**Task details:**
Every entry that follows should be repeated exactly; drop the images.

**Records shown:**
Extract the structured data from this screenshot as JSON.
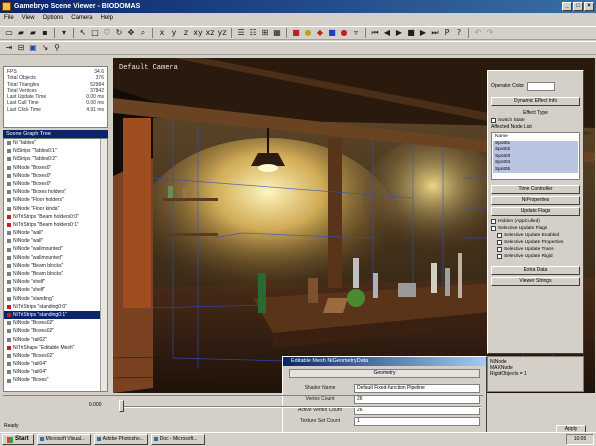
{
  "window": {
    "title": "Gamebryo Scene Viewer - BIODOMAS"
  },
  "menu": [
    "File",
    "View",
    "Options",
    "Camera",
    "Help"
  ],
  "stats": [
    {
      "label": "FPS",
      "value": "34.6"
    },
    {
      "label": "Total Objects",
      "value": "376"
    },
    {
      "label": "Total Triangles",
      "value": "52984"
    },
    {
      "label": "Total Vertices",
      "value": "37842"
    },
    {
      "label": "Last Update Time",
      "value": "0.00 ms"
    },
    {
      "label": "Last Cull Time",
      "value": "0.00 ms"
    },
    {
      "label": "Last Click Time",
      "value": "4.91 ms"
    }
  ],
  "tree": {
    "header": "Scene Graph Tree",
    "items": [
      {
        "label": "Ni \"tables\"",
        "selected": false,
        "red": false
      },
      {
        "label": "NiStrips \"Tables0:1\"",
        "selected": false,
        "red": false
      },
      {
        "label": "NiStrips \"Tables0:2\"",
        "selected": false,
        "red": false
      },
      {
        "label": "NiNode \"Boxes0\"",
        "selected": false,
        "red": false
      },
      {
        "label": "NiNode \"Boxes0\"",
        "selected": false,
        "red": false
      },
      {
        "label": "NiNode \"Boxes0\"",
        "selected": false,
        "red": false
      },
      {
        "label": "NiNode \"Boxes holders\"",
        "selected": false,
        "red": false
      },
      {
        "label": "NiNode \"Floor holders\"",
        "selected": false,
        "red": false
      },
      {
        "label": "NiNode \"Floor kinda\"",
        "selected": false,
        "red": false
      },
      {
        "label": "NiTriStrips \"Beam holders0:0\"",
        "selected": false,
        "red": true
      },
      {
        "label": "NiTriStrips \"Beam holders0:1\"",
        "selected": false,
        "red": true
      },
      {
        "label": "NiNode \"wall\"",
        "selected": false,
        "red": false
      },
      {
        "label": "NiNode \"wall\"",
        "selected": false,
        "red": false
      },
      {
        "label": "NiNode \"wallmounted\"",
        "selected": false,
        "red": false
      },
      {
        "label": "NiNode \"wallmounted\"",
        "selected": false,
        "red": false
      },
      {
        "label": "NiNode \"Beam blocks\"",
        "selected": false,
        "red": false
      },
      {
        "label": "NiNode \"Beam blocks\"",
        "selected": false,
        "red": false
      },
      {
        "label": "NiNode \"shelf\"",
        "selected": false,
        "red": false
      },
      {
        "label": "NiNode \"shelf\"",
        "selected": false,
        "red": false
      },
      {
        "label": "NiNode \"standing\"",
        "selected": false,
        "red": false
      },
      {
        "label": "NiTriStrips \"standing0:0\"",
        "selected": false,
        "red": true
      },
      {
        "label": "NiTriStrips \"standing0:1\"",
        "selected": true,
        "red": true
      },
      {
        "label": "NiNode \"Boxes02\"",
        "selected": false,
        "red": false
      },
      {
        "label": "NiNode \"Boxes02\"",
        "selected": false,
        "red": false
      },
      {
        "label": "NiNode \"rail02\"",
        "selected": false,
        "red": false
      },
      {
        "label": "NiTriShape \"Editable Mesh\"",
        "selected": false,
        "red": true
      },
      {
        "label": "NiNode \"Boxes02\"",
        "selected": false,
        "red": false
      },
      {
        "label": "NiNode \"rail04\"",
        "selected": false,
        "red": false
      },
      {
        "label": "NiNode \"rail04\"",
        "selected": false,
        "red": false
      },
      {
        "label": "NiNode \"Boxes\"",
        "selected": false,
        "red": false
      }
    ]
  },
  "viewport": {
    "camera_label": "Default Camera"
  },
  "properties": {
    "operator_label": "Operator Color",
    "dynamic_effect_button": "Dynamic Effect Info",
    "effect_type_label": "Effect Type",
    "switch_state_label": "Switch State",
    "affected_label": "Affected Node List",
    "list_header": "Name",
    "list_items": [
      "Spot01",
      "Spot02",
      "Spot03",
      "Spot04",
      "Spot05"
    ],
    "time_controller_button": "Time Controller",
    "niproperties_button": "NiProperties",
    "update_flags_button": "Update Flags",
    "hidden_label": "Hidden (AppCulled)",
    "selective_flags_label": "Selective Update Flags",
    "selective_items": [
      "Selective Update Enabled",
      "Selective Update Properties",
      "Selective Update Trans",
      "Selective Update Rigid"
    ],
    "extra_data_button": "Extra Data",
    "viewer_strings_button": "Viewer Strings"
  },
  "right2": {
    "lines": [
      "NiNode",
      "MAXNode",
      "RigidObjects = 1"
    ]
  },
  "dialog": {
    "title": "Editable Mesh NiGeometryData",
    "tab": "Geometry",
    "rows": [
      {
        "label": "Shader Name",
        "value": "Default Fixed-function Pipeline"
      },
      {
        "label": "Vertex Count",
        "value": "26"
      },
      {
        "label": "Active Vertex Count",
        "value": "26"
      },
      {
        "label": "Texture Set Count",
        "value": "1"
      }
    ]
  },
  "timeline": {
    "value": "0.000"
  },
  "apply_label": "Apply",
  "status": {
    "text": "Ready"
  },
  "taskbar": {
    "start": "Start",
    "tasks": [
      "Microsoft Visual...",
      "Adobe Photosho...",
      "Doc - Microsoft..."
    ],
    "clock": "10:05"
  },
  "colors": {
    "titlebar": "#0a246a",
    "selection": "#0a246a",
    "panel": "#d4d0c8"
  }
}
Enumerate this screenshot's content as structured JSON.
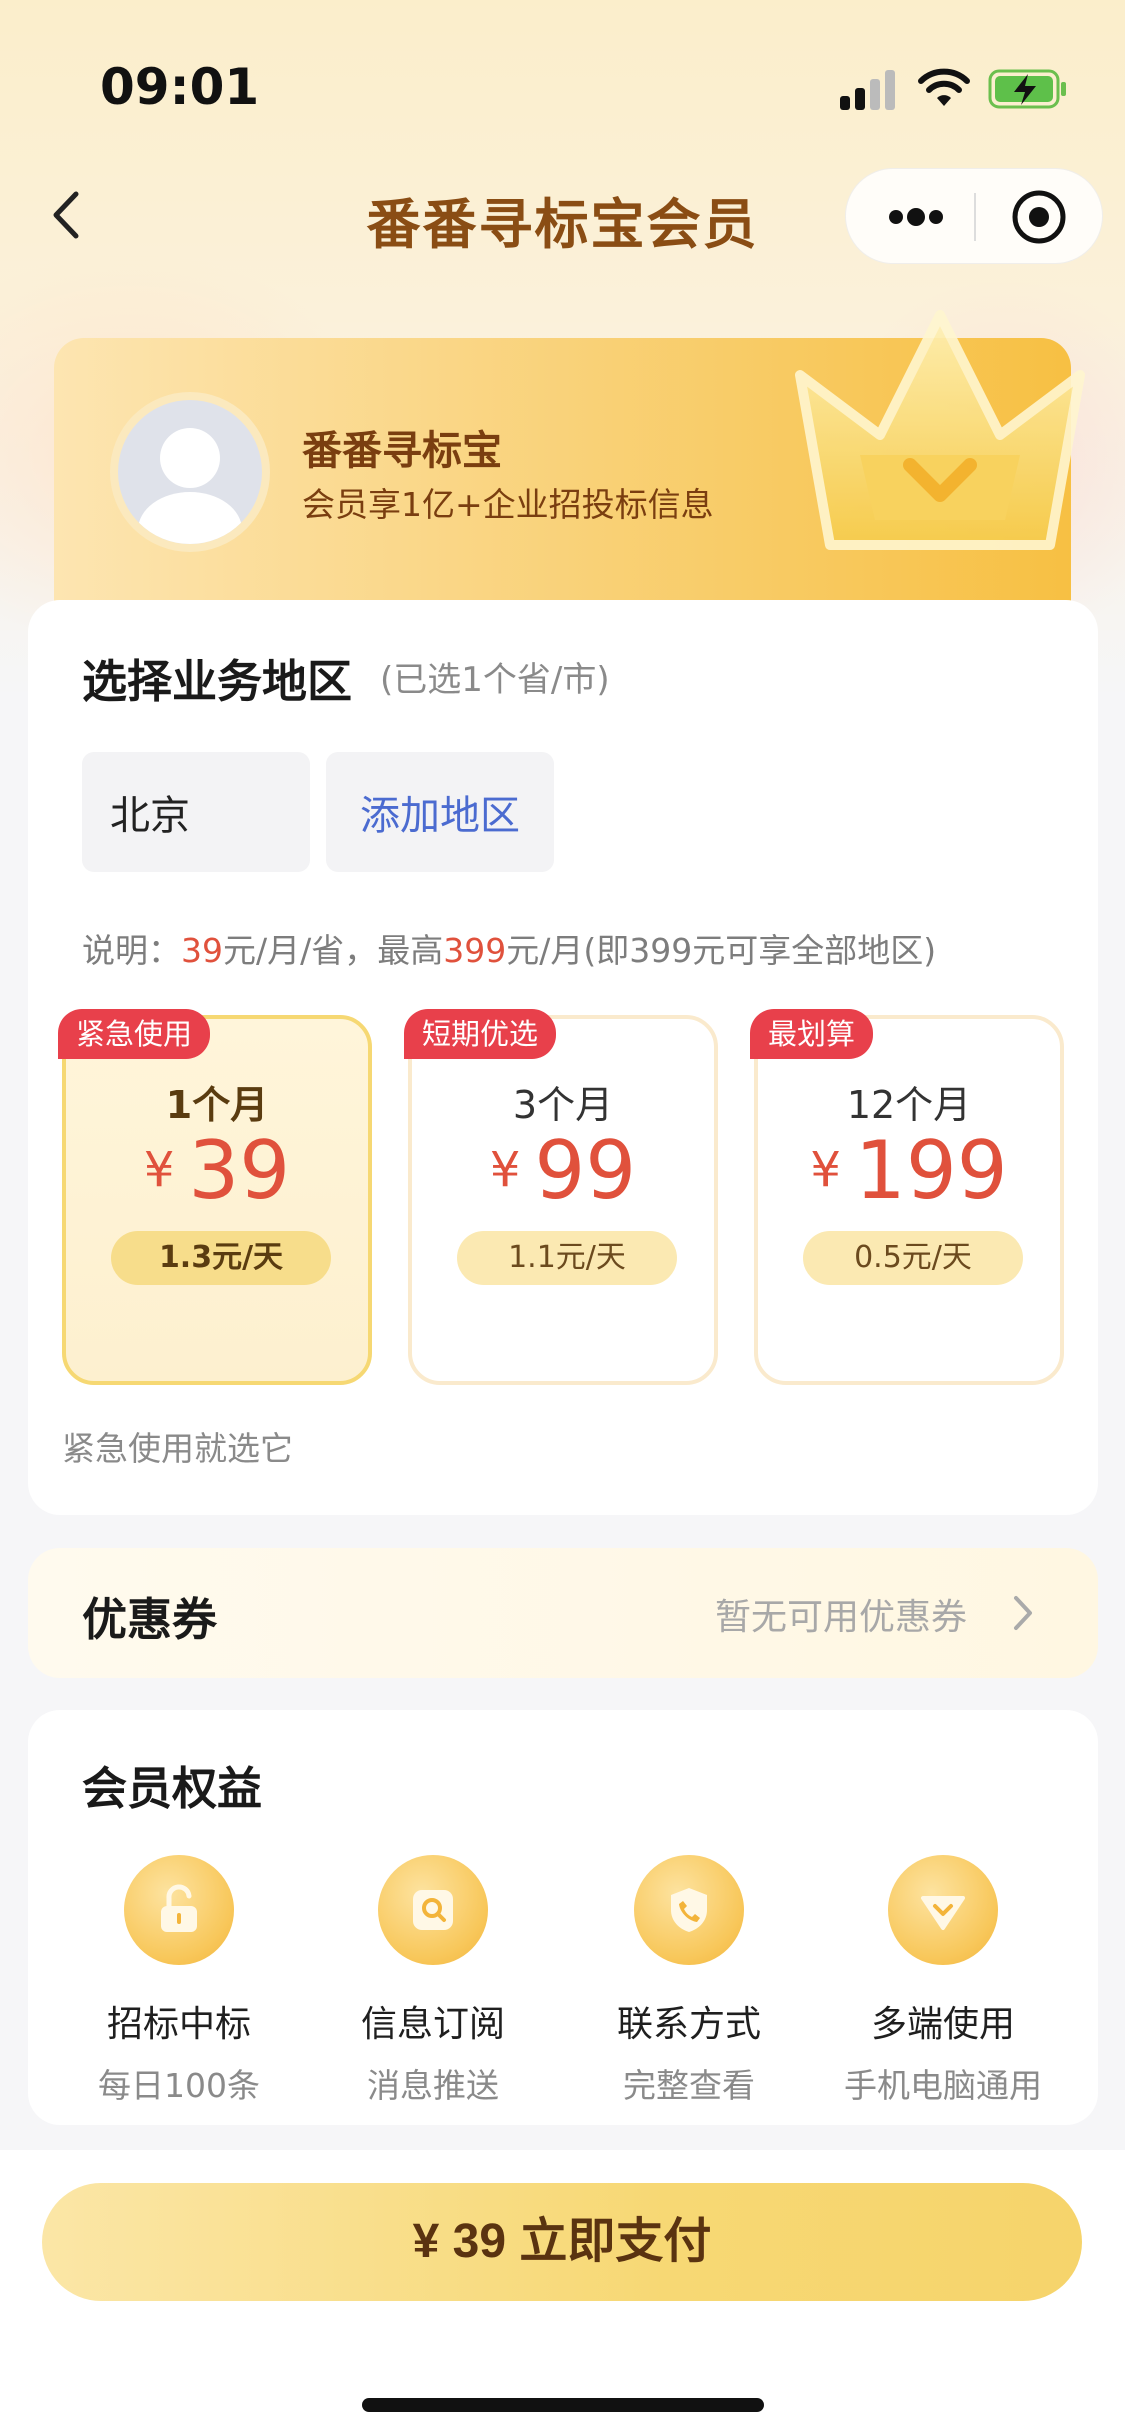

**Completed task:**
Extract the structured data from this screenshot as JSON.
{
  "window": {
    "title": "Gamebryo Scene Viewer - BIODOMAS"
  },
  "menu": [
    "File",
    "View",
    "Options",
    "Camera",
    "Help"
  ],
  "stats": [
    {
      "label": "FPS",
      "value": "34.6"
    },
    {
      "label": "Total Objects",
      "value": "376"
    },
    {
      "label": "Total Triangles",
      "value": "52984"
    },
    {
      "label": "Total Vertices",
      "value": "37842"
    },
    {
      "label": "Last Update Time",
      "value": "0.00 ms"
    },
    {
      "label": "Last Cull Time",
      "value": "0.00 ms"
    },
    {
      "label": "Last Click Time",
      "value": "4.91 ms"
    }
  ],
  "tree": {
    "header": "Scene Graph Tree",
    "items": [
      {
        "label": "Ni \"tables\"",
        "selected": false,
        "red": false
      },
      {
        "label": "NiStrips \"Tables0:1\"",
        "selected": false,
        "red": false
      },
      {
        "label": "NiStrips \"Tables0:2\"",
        "selected": false,
        "red": false
      },
      {
        "label": "NiNode \"Boxes0\"",
        "selected": false,
        "red": false
      },
      {
        "label": "NiNode \"Boxes0\"",
        "selected": false,
        "red": false
      },
      {
        "label": "NiNode \"Boxes0\"",
        "selected": false,
        "red": false
      },
      {
        "label": "NiNode \"Boxes holders\"",
        "selected": false,
        "red": false
      },
      {
        "label": "NiNode \"Floor holders\"",
        "selected": false,
        "red": false
      },
      {
        "label": "NiNode \"Floor kinda\"",
        "selected": false,
        "red": false
      },
      {
        "label": "NiTriStrips \"Beam holders0:0\"",
        "selected": false,
        "red": true
      },
      {
        "label": "NiTriStrips \"Beam holders0:1\"",
        "selected": false,
        "red": true
      },
      {
        "label": "NiNode \"wall\"",
        "selected": false,
        "red": false
      },
      {
        "label": "NiNode \"wall\"",
        "selected": false,
        "red": false
      },
      {
        "label": "NiNode \"wallmounted\"",
        "selected": false,
        "red": false
      },
      {
        "label": "NiNode \"wallmounted\"",
        "selected": false,
        "red": false
      },
      {
        "label": "NiNode \"Beam blocks\"",
        "selected": false,
        "red": false
      },
      {
        "label": "NiNode \"Beam blocks\"",
        "selected": false,
        "red": false
      },
      {
        "label": "NiNode \"shelf\"",
        "selected": false,
        "red": false
      },
      {
        "label": "NiNode \"shelf\"",
        "selected": false,
        "red": false
      },
      {
        "label": "NiNode \"standing\"",
        "selected": false,
        "red": false
      },
      {
        "label": "NiTriStrips \"standing0:0\"",
        "selected": false,
        "red": true
      },
      {
        "label": "NiTriStrips \"standing0:1\"",
        "selected": true,
        "red": true
      },
      {
        "label": "NiNode \"Boxes02\"",
        "selected": false,
        "red": false
      },
      {
        "label": "NiNode \"Boxes02\"",
        "selected": false,
        "red": false
      },
      {
        "label": "NiNode \"rail02\"",
        "selected": false,
        "red": false
      },
      {
        "label": "NiTriShape \"Editable Mesh\"",
        "selected": false,
        "red": true
      },
      {
        "label": "NiNode \"Boxes02\"",
        "selected": false,
        "red": false
      },
      {
        "label": "NiNode \"rail04\"",
        "selected": false,
        "red": false
      },
      {
        "label": "NiNode \"rail04\"",
        "selected": false,
        "red": false
      },
      {
        "label": "NiNode \"Boxes\"",
        "selected": false,
        "red": false
      }
    ]
  },
  "viewport": {
    "camera_label": "Default Camera"
  },
  "properties": {
    "operator_label": "Operator Color",
    "dynamic_effect_button": "Dynamic Effect Info",
    "effect_type_label": "Effect Type",
    "switch_state_label": "Switch State",
    "affected_label": "Affected Node List",
    "list_header": "Name",
    "list_items": [
      "Spot01",
      "Spot02",
      "Spot03",
      "Spot04",
      "Spot05"
    ],
    "time_controller_button": "Time Controller",
    "niproperties_button": "NiProperties",
    "update_flags_button": "Update Flags",
    "hidden_label": "Hidden (AppCulled)",
    "selective_flags_label": "Selective Update Flags",
    "selective_items": [
      "Selective Update Enabled",
      "Selective Update Properties",
      "Selective Update Trans",
      "Selective Update Rigid"
    ],
    "extra_data_button": "Extra Data",
    "viewer_strings_button": "Viewer Strings"
  },
  "right2": {
    "lines": [
      "NiNode",
      "MAXNode",
      "RigidObjects = 1"
    ]
  },
  "dialog": {
    "title": "Editable Mesh NiGeometryData",
    "tab": "Geometry",
    "rows": [
      {
        "label": "Shader Name",
        "value": "Default Fixed-function Pipeline"
      },
      {
        "label": "Vertex Count",
        "value": "26"
      },
      {
        "label": "Active Vertex Count",
        "value": "26"
      },
      {
        "label": "Texture Set Count",
        "value": "1"
      }
    ]
  },
  "timeline": {
    "value": "0.000"
  },
  "apply_label": "Apply",
  "status": {
    "text": "Ready"
  },
  "taskbar": {
    "start": "Start",
    "tasks": [
      "Microsoft Visual...",
      "Adobe Photosho...",
      "Doc - Microsoft..."
    ],
    "clock": "10:05"
  },
  "colors": {
    "titlebar": "#0a246a",
    "selection": "#0a246a",
    "panel": "#d4d0c8"
  }
}
Enumerate this screenshot's content as structured JSON.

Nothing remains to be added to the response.